- **Document layout analysis data**:
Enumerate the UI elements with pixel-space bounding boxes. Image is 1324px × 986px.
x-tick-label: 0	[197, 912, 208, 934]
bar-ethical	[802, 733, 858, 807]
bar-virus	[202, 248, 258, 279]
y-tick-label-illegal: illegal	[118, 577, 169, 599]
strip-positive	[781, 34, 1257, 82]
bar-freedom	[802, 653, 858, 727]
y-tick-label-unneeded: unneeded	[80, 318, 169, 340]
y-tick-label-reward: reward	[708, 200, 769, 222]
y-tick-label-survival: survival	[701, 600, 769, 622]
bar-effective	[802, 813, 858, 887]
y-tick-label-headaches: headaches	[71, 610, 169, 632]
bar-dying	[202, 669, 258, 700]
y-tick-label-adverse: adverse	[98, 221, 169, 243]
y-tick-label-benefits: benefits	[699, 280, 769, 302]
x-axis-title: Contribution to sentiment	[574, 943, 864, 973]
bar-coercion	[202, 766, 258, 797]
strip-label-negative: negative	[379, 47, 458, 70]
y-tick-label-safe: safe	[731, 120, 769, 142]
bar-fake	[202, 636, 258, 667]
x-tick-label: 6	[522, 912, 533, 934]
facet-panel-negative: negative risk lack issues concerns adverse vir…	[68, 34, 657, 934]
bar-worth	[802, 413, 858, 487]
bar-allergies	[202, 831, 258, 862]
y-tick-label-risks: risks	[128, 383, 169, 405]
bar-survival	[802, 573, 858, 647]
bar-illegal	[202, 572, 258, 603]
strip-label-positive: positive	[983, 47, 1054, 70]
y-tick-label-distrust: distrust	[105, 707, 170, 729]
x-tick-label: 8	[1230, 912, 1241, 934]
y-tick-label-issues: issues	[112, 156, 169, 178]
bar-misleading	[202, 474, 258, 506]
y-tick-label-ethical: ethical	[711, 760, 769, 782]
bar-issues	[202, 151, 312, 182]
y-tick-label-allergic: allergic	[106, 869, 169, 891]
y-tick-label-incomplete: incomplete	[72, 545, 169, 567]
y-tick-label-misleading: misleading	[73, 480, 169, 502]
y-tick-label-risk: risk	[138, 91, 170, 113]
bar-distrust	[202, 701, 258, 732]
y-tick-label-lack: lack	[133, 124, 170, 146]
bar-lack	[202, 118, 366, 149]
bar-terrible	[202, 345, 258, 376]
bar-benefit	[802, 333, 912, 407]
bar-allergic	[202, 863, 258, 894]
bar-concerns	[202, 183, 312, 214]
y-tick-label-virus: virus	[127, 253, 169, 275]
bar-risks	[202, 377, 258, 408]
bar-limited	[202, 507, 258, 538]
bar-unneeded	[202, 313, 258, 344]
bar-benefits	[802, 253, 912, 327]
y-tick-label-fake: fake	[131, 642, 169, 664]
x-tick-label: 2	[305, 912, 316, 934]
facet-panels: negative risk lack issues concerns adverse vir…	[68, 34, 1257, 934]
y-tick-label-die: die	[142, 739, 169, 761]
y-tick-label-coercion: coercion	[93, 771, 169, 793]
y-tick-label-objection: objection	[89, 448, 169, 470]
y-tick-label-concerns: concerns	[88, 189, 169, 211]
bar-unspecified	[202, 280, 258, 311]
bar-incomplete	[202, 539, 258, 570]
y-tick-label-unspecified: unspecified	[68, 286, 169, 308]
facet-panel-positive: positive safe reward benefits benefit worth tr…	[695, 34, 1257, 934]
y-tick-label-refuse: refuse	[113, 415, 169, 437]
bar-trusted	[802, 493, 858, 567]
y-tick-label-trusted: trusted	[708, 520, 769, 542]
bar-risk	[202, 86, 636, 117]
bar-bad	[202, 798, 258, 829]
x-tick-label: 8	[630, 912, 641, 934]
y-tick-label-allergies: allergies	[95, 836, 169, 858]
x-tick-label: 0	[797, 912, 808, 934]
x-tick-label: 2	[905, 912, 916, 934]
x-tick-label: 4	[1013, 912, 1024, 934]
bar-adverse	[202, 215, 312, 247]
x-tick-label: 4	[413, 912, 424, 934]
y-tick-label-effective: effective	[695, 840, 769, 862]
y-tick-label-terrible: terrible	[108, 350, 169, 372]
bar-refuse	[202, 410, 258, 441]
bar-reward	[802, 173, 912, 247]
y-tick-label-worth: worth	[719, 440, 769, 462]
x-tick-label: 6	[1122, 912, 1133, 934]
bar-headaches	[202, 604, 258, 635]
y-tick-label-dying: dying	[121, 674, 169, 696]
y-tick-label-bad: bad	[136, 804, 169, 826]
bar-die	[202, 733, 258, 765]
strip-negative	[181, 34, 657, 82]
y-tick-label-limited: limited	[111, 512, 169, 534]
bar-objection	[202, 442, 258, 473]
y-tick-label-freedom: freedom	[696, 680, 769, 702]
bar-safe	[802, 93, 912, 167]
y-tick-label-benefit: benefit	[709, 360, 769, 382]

- **TASK STATEMENT**:
Output the entire data exactly, line for line.

- **TASK OUTPUT**:
Enumerate the UI elements with pixel-space bounding boxes. Image is 1324px × 986px.
x-tick-label: 0	[197, 912, 208, 934]
bar-ethical	[802, 733, 858, 807]
bar-virus	[202, 248, 258, 279]
y-tick-label-illegal: illegal	[118, 577, 169, 599]
strip-positive	[781, 34, 1257, 82]
bar-freedom	[802, 653, 858, 727]
y-tick-label-unneeded: unneeded	[80, 318, 169, 340]
y-tick-label-reward: reward	[708, 200, 769, 222]
y-tick-label-survival: survival	[701, 600, 769, 622]
bar-effective	[802, 813, 858, 887]
y-tick-label-headaches: headaches	[71, 610, 169, 632]
bar-dying	[202, 669, 258, 700]
y-tick-label-adverse: adverse	[98, 221, 169, 243]
y-tick-label-benefits: benefits	[699, 280, 769, 302]
x-axis-title: Contribution to sentiment	[574, 943, 864, 973]
bar-coercion	[202, 766, 258, 797]
strip-label-negative: negative	[379, 47, 458, 70]
y-tick-label-safe: safe	[731, 120, 769, 142]
bar-fake	[202, 636, 258, 667]
x-tick-label: 6	[522, 912, 533, 934]
facet-panel-negative: negative risk lack issues concerns adverse vir…	[68, 34, 657, 934]
bar-worth	[802, 413, 858, 487]
bar-allergies	[202, 831, 258, 862]
y-tick-label-risks: risks	[128, 383, 169, 405]
bar-survival	[802, 573, 858, 647]
bar-illegal	[202, 572, 258, 603]
strip-label-positive: positive	[983, 47, 1054, 70]
y-tick-label-distrust: distrust	[105, 707, 170, 729]
x-tick-label: 8	[1230, 912, 1241, 934]
y-tick-label-issues: issues	[112, 156, 169, 178]
bar-misleading	[202, 474, 258, 506]
y-tick-label-ethical: ethical	[711, 760, 769, 782]
bar-issues	[202, 151, 312, 182]
y-tick-label-allergic: allergic	[106, 869, 169, 891]
y-tick-label-incomplete: incomplete	[72, 545, 169, 567]
y-tick-label-misleading: misleading	[73, 480, 169, 502]
y-tick-label-risk: risk	[138, 91, 170, 113]
bar-distrust	[202, 701, 258, 732]
y-tick-label-lack: lack	[133, 124, 170, 146]
bar-lack	[202, 118, 366, 149]
bar-terrible	[202, 345, 258, 376]
bar-benefit	[802, 333, 912, 407]
bar-allergic	[202, 863, 258, 894]
bar-concerns	[202, 183, 312, 214]
y-tick-label-virus: virus	[127, 253, 169, 275]
bar-risks	[202, 377, 258, 408]
bar-limited	[202, 507, 258, 538]
bar-unneeded	[202, 313, 258, 344]
bar-benefits	[802, 253, 912, 327]
y-tick-label-fake: fake	[131, 642, 169, 664]
x-tick-label: 2	[305, 912, 316, 934]
facet-panels: negative risk lack issues concerns adverse vir…	[68, 34, 1257, 934]
y-tick-label-die: die	[142, 739, 169, 761]
y-tick-label-coercion: coercion	[93, 771, 169, 793]
y-tick-label-objection: objection	[89, 448, 169, 470]
y-tick-label-concerns: concerns	[88, 189, 169, 211]
bar-unspecified	[202, 280, 258, 311]
bar-incomplete	[202, 539, 258, 570]
y-tick-label-unspecified: unspecified	[68, 286, 169, 308]
facet-panel-positive: positive safe reward benefits benefit worth tr…	[695, 34, 1257, 934]
y-tick-label-refuse: refuse	[113, 415, 169, 437]
bar-trusted	[802, 493, 858, 567]
y-tick-label-trusted: trusted	[708, 520, 769, 542]
bar-risk	[202, 86, 636, 117]
bar-bad	[202, 798, 258, 829]
x-tick-label: 8	[630, 912, 641, 934]
y-tick-label-allergies: allergies	[95, 836, 169, 858]
x-tick-label: 0	[797, 912, 808, 934]
x-tick-label: 2	[905, 912, 916, 934]
x-tick-label: 4	[1013, 912, 1024, 934]
bar-adverse	[202, 215, 312, 247]
x-tick-label: 4	[413, 912, 424, 934]
y-tick-label-effective: effective	[695, 840, 769, 862]
y-tick-label-terrible: terrible	[108, 350, 169, 372]
bar-refuse	[202, 410, 258, 441]
bar-reward	[802, 173, 912, 247]
y-tick-label-worth: worth	[719, 440, 769, 462]
x-tick-label: 6	[1122, 912, 1133, 934]
bar-headaches	[202, 604, 258, 635]
y-tick-label-dying: dying	[121, 674, 169, 696]
y-tick-label-bad: bad	[136, 804, 169, 826]
bar-die	[202, 733, 258, 765]
strip-negative	[181, 34, 657, 82]
y-tick-label-limited: limited	[111, 512, 169, 534]
bar-objection	[202, 442, 258, 473]
y-tick-label-freedom: freedom	[696, 680, 769, 702]
bar-safe	[802, 93, 912, 167]
y-tick-label-benefit: benefit	[709, 360, 769, 382]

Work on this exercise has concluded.